*Aim of the exercise*:
Copy the red giant article word for word from "A Planet Engulfed" to "developing exoplanet hunt.".

*Supplied passage*:
A Planet Engulfed by a Red Giant?

by Paul Gilster on August 23, 2012

Polish astronomer Aleksander Wolszczan (Penn State) is best known as the discoverer of the first confirmed planet outside our Solar System. That was back in the early 1990s, when Wolszczan was working with Dale Frail (NRAO), using observations from the Arecibo dish to demonstrate that the pulsar PSR B1257+12 was orbited by two planets. These are relatively small worlds (3.9 and 4.3 Earth masses respectively), and in an era where new planet candidates number in the thousands, it’s easy to forget how striking Wolszczan’s work appeared at the time, and how it gave impetus to the developing exoplanet hunt.

A pulsar planet looks to be an extremely inhospitable place, but learning how planets are distributed among the stars involves studying every conceivable kind of world. Wolszczan’s latest work targets an equally hostile environment, the former habitable zone of a star that has begun expanding into a red giant. The star, BD+48 740, has 11 times the Sun’s radius and is significantly older. Wolszczan and an international team of astronomers have been studying its chemical composition by way of figuring out events in its recent past. Using data gathered at the Hobby-Eberly Telescope (UT-Austin), they discovered that BD+48 740 contains an unusual amount of lithium, an element created primarily in the early days of the universe.

Finding lithium in such high amounts is a flag to the astronomer:

“Theorists have identified only a few, very specific circumstances, other than the Big Bang, under which lithium can be created in stars,” Wolszczan added. “In the case of BD+48 740, it is probable that the lithium production was triggered by a mass the size of a planet that spiraled into the star and heated it up while the star was digesting it.”

Image: The first evidence of a planet’s destruction by its aging star indicates that the missing planet was devoured as the star began expanding into a “red giant” — the stellar equivalent of advanced age. “A similar fate may await the inner planets in our solar system, when the Sun becomes a red giant and expands all the way out to Earth’s orbit some five-billion years from now,” said Alexander Wolszczan, Evan Pugh Professor of Astronomy and Astrophysics at Penn State and the discoverer of the first planet ever found outside our solar system. Credit: Marty Harris/McDonald Obs./UT-Austin.

The work on BD+48 740 is part of the Penn State-Toruń Planet Search, which specializes in detecting planetary systems around stars more evolved than the Sun. Some 50 red giants are currently known to host planets or brown dwarf companions, some of them (like HD 102272) in multi-planet systems. Although earlier phase sub-giants are found with ‘hot Jupiters’ orbiting them, the more evolved red giants show few planets in close orbits and few planets whose orbit is eccentric.

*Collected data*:
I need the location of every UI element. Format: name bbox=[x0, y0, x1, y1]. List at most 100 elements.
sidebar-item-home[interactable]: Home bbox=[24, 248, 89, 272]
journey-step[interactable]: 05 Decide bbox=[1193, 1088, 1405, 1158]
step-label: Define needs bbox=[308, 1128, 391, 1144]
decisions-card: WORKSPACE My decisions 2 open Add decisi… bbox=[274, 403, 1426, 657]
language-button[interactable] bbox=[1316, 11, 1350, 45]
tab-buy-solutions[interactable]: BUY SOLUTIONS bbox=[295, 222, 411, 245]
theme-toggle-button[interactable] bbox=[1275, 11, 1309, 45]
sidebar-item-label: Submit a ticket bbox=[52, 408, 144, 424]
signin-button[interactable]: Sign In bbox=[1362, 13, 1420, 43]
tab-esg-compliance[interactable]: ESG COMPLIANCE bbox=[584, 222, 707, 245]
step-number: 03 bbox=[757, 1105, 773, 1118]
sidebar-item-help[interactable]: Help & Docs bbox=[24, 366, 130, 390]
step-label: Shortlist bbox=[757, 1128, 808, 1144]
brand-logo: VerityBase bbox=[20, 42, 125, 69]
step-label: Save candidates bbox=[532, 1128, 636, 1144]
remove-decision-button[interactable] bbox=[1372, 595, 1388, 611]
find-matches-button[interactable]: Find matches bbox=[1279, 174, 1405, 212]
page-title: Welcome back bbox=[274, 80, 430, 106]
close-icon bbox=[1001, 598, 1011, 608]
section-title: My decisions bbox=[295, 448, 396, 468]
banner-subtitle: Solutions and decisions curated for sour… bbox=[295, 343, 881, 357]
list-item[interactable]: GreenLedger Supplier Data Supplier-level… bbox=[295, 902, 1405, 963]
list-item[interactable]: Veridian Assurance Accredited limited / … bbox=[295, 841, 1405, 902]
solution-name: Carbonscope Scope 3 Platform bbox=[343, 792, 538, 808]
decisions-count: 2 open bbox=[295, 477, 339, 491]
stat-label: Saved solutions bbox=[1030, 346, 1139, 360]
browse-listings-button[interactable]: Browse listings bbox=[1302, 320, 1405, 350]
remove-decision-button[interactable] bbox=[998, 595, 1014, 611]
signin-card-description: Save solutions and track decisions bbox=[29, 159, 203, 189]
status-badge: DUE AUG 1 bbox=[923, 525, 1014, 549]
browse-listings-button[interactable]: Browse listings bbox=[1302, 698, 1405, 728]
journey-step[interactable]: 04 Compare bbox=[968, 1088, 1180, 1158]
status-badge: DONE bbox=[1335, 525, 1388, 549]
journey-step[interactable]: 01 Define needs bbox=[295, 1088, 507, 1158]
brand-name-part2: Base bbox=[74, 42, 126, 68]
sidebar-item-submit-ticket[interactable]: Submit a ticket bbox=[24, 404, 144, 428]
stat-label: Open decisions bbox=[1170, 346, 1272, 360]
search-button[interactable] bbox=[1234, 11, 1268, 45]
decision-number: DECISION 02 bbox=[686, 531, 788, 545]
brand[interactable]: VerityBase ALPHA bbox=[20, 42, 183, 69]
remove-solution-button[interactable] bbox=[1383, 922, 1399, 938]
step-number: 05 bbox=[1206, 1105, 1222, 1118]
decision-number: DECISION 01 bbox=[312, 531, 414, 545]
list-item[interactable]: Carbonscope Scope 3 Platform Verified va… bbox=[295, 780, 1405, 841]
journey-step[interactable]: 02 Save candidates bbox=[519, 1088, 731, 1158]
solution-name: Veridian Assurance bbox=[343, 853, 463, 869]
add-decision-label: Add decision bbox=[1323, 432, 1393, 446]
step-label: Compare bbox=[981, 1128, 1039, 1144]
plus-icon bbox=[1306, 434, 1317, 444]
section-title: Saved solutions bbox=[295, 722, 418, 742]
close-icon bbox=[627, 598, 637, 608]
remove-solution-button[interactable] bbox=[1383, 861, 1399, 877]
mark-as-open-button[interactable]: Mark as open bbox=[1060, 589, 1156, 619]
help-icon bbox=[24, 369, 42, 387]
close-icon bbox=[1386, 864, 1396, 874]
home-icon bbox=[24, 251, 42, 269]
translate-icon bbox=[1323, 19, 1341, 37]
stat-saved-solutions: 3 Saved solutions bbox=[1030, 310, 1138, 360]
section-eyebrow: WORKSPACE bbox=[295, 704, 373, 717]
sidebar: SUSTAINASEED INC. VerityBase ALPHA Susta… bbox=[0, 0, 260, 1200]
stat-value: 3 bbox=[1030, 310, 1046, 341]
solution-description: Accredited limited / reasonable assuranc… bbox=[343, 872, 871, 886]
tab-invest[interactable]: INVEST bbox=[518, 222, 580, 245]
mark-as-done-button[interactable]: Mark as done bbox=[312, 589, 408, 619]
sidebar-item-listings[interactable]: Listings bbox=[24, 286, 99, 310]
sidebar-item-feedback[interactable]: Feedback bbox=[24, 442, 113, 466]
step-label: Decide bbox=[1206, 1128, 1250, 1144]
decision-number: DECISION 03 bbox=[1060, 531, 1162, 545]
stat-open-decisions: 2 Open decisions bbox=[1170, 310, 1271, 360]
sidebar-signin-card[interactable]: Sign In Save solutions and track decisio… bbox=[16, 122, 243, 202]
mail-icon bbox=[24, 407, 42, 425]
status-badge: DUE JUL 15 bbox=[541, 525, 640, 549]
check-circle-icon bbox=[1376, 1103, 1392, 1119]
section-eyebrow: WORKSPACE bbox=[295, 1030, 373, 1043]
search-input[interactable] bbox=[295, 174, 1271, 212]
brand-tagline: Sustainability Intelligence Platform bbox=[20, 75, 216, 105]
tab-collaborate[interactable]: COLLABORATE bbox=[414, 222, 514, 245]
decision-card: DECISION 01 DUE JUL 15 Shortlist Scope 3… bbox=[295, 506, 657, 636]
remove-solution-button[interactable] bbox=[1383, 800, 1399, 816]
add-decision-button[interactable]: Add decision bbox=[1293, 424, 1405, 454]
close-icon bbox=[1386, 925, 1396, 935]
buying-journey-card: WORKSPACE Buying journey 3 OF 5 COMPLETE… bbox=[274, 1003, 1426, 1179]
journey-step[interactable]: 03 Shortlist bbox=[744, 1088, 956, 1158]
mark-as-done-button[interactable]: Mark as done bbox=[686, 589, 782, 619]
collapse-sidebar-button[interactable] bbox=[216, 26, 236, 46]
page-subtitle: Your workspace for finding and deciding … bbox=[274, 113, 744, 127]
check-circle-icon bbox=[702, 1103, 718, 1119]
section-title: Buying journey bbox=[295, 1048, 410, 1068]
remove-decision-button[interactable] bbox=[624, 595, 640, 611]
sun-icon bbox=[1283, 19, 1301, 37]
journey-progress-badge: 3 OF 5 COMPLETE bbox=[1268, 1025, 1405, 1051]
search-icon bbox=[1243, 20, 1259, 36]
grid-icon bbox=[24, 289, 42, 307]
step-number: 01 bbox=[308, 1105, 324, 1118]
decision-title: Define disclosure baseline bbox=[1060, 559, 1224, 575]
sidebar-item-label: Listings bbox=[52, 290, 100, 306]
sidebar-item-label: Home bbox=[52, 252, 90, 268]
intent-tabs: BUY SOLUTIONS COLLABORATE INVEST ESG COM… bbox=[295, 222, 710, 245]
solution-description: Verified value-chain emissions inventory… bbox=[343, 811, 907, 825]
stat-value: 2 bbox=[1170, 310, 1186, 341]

*Answer to this exercise*:
A Planet Engulfed by a Red Giant?

by Paul Gilster on August 23, 2012

Polish astronomer Aleksander Wolszczan (Penn State) is best known as the discoverer of the first confirmed planet outside our Solar System. That was back in the early 1990s, when Wolszczan was working with Dale Frail (NRAO), using observations from the Arecibo dish to demonstrate that the pulsar PSR B1257+12 was orbited by two planets. These are relatively small worlds (3.9 and 4.3 Earth masses respectively), and in an era where new planet candidates number in the thousands, it’s easy to forget how striking Wolszczan’s work appeared at the time, and how it gave impetus to the developing exoplanet hunt.